### Paginafragment:
==========
Kristof Bossuyt, voorzitter van het districtscollege; Linda Verlinden, districtsschepen; Hans Ides, districtsschepen; Werner Theuns, districtsschepen; Bart Vrints, districtssecretaris

Afwezig

Robert Moens, districtsschepen; Danny Raets, waarnemend districtssecretaris

Secretaris

Bart Vrints, districtssecretaris

Voorzitter

Kristof Bossuyt, voorzitter van het districtscollege
2018_DCWI_00292 - Duurzame stad - Proefproject stille wegdekken. Eindrapport - Kennisneming 2018_DCWI_00292 - Duurzame stad - Proefproject stille wegdekken. Eindrapport - Kennisneming

Motivering

Gekoppelde besluiten

Aanleiding en context

De voornaamste oorzaak van geluidshinder in Antwerpen is het wegverkeer. Uit studies blijkt dat de aanleg van een stil wegdek de meest efficiënte maatregel is om het wegverkeerslawaai te beperken. De stad Antwerpen wil nagaan welk stil wegdek gebruikt kan worden om op lokale wegen in een typisch stedelijke omgeving de blootstelling aan geluidshinder voor de omwonenden significant te verminderen en zo de leefkwaliteit te verhogen. Hiertoe startte de stad Antwerpen een proefproject stille wegdekken op in samenwerking met de Universiteit Antwerpen, het Opzoekingscentrum voor de Wegenbouw en het Agentschap Wegen en Verkeer.

Op 5 februari 2015 verleende de districtsraad Wilrijk gunstig advies voor het aanbrengen van dunne geluidsreducerende deklagen in de Kleine Doornstraat in het kader van het proefproject stille wegdekken (jaarnummer 23).

Het college nam op 14 september 2018 (jaarnummer 8294) kennis van het eindrapport van het proefproject stille wegdekken.
==========
Overzichten van elementgebieden
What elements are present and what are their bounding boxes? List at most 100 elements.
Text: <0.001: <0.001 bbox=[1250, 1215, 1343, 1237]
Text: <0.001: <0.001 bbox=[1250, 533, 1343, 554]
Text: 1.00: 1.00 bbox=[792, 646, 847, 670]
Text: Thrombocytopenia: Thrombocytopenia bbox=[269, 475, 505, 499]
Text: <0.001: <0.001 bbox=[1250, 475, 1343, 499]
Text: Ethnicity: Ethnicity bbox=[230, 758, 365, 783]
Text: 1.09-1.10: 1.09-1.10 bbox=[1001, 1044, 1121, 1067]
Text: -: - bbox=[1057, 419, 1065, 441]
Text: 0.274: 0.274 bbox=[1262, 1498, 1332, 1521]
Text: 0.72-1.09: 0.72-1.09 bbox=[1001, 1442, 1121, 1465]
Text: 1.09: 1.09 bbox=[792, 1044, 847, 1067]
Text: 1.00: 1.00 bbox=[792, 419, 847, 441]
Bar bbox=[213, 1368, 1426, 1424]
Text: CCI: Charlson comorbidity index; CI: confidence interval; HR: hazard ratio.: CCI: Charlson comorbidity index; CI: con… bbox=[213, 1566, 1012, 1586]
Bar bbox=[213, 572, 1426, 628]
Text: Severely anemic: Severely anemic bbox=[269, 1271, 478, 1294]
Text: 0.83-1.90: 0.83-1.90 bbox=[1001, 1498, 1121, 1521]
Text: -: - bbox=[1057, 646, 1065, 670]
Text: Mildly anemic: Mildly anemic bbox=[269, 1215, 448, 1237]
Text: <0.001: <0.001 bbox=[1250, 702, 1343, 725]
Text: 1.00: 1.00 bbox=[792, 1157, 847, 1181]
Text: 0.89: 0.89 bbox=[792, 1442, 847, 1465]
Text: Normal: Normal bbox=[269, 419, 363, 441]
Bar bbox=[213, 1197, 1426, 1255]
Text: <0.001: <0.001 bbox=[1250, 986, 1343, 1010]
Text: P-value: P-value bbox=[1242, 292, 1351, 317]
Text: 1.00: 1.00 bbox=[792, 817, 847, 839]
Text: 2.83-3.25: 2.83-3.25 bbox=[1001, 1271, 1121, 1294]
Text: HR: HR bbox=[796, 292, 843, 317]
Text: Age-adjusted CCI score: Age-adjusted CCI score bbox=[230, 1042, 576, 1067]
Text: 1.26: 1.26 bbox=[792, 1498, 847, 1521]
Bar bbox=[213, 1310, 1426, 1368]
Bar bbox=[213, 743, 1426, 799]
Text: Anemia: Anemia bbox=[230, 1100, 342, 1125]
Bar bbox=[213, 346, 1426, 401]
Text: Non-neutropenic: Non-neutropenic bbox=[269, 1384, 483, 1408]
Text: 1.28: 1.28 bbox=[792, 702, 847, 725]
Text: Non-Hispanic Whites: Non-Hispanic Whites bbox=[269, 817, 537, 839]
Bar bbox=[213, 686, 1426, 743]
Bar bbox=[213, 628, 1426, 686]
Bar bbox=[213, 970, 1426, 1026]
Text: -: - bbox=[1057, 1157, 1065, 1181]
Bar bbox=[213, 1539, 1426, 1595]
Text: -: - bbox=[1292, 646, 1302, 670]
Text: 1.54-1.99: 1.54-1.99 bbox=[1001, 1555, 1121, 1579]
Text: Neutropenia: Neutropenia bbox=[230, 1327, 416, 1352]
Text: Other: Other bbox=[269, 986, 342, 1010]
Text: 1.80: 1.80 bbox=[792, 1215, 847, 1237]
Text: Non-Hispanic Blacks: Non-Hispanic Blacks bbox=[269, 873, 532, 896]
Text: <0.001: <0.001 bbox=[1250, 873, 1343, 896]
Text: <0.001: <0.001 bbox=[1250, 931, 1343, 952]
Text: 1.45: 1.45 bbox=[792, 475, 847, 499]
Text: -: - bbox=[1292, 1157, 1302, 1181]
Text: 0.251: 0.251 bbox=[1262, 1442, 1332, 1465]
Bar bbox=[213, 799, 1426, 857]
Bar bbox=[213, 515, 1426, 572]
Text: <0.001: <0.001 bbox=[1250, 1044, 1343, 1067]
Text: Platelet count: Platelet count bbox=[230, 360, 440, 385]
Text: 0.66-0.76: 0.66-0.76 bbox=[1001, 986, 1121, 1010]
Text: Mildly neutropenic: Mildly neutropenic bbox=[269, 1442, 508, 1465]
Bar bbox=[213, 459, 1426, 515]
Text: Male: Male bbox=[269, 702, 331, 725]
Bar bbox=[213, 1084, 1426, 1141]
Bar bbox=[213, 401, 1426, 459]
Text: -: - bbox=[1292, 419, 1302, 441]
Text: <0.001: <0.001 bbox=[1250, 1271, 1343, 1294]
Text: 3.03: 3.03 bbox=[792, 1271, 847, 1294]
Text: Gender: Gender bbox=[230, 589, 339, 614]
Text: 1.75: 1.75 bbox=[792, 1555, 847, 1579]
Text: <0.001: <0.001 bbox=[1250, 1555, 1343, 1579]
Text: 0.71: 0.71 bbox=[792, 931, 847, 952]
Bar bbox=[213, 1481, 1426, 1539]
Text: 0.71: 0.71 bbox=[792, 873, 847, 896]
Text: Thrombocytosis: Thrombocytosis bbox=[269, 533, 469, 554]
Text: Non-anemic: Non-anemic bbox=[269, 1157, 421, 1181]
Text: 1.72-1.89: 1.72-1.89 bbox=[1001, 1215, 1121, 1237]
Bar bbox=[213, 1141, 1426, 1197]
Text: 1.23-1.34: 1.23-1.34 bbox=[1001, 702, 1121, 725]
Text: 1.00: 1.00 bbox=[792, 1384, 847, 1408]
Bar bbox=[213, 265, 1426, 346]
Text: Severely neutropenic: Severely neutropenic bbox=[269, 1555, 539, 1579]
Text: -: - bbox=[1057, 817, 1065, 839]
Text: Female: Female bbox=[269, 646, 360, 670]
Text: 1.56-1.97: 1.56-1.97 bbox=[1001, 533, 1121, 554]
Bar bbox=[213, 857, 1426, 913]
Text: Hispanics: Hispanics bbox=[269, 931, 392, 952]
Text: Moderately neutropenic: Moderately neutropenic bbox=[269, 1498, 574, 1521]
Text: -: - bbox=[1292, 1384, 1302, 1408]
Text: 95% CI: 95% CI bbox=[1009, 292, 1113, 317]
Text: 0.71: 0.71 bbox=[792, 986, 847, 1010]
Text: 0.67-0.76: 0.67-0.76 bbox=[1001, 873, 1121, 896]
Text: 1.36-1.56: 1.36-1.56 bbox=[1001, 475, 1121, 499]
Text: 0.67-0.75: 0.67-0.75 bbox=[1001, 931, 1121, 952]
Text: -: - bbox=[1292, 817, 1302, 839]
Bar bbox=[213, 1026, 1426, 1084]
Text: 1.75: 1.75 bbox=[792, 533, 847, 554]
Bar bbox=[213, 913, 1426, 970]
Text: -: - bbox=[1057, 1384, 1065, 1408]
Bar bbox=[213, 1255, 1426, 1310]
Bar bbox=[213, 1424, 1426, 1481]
==========
### Opdrachten:
• A. Wat is volgens het fragment over stille wegdekken de voornaamste oorzaak van geluidshinder in Antwerpen?
• B. Bewerk in het fragment over stille wegdekken de passage van "Op 5 februari 2015 verleende" tot "het proefproject stille wegdekken.": geef ze opnieuw met "ongunstig advies" in plaats van "gunstig advies".
Deze gegevens staan los van het fragment.

### Antwoorden per opdracht:
• A. Het wegverkeer.

• B.
Op 5 februari 2015 verleende de districtsraad Wilrijk ongunstig advies voor het aanbrengen van dunne geluidsreducerende deklagen in de Kleine Doornstraat in het kader van het proefproject stille wegdekken (jaarnummer 23).

Het college nam op 14 september 2018 (jaarnummer 8294) kennis van het eindrapport van het proefproject stille wegdekken.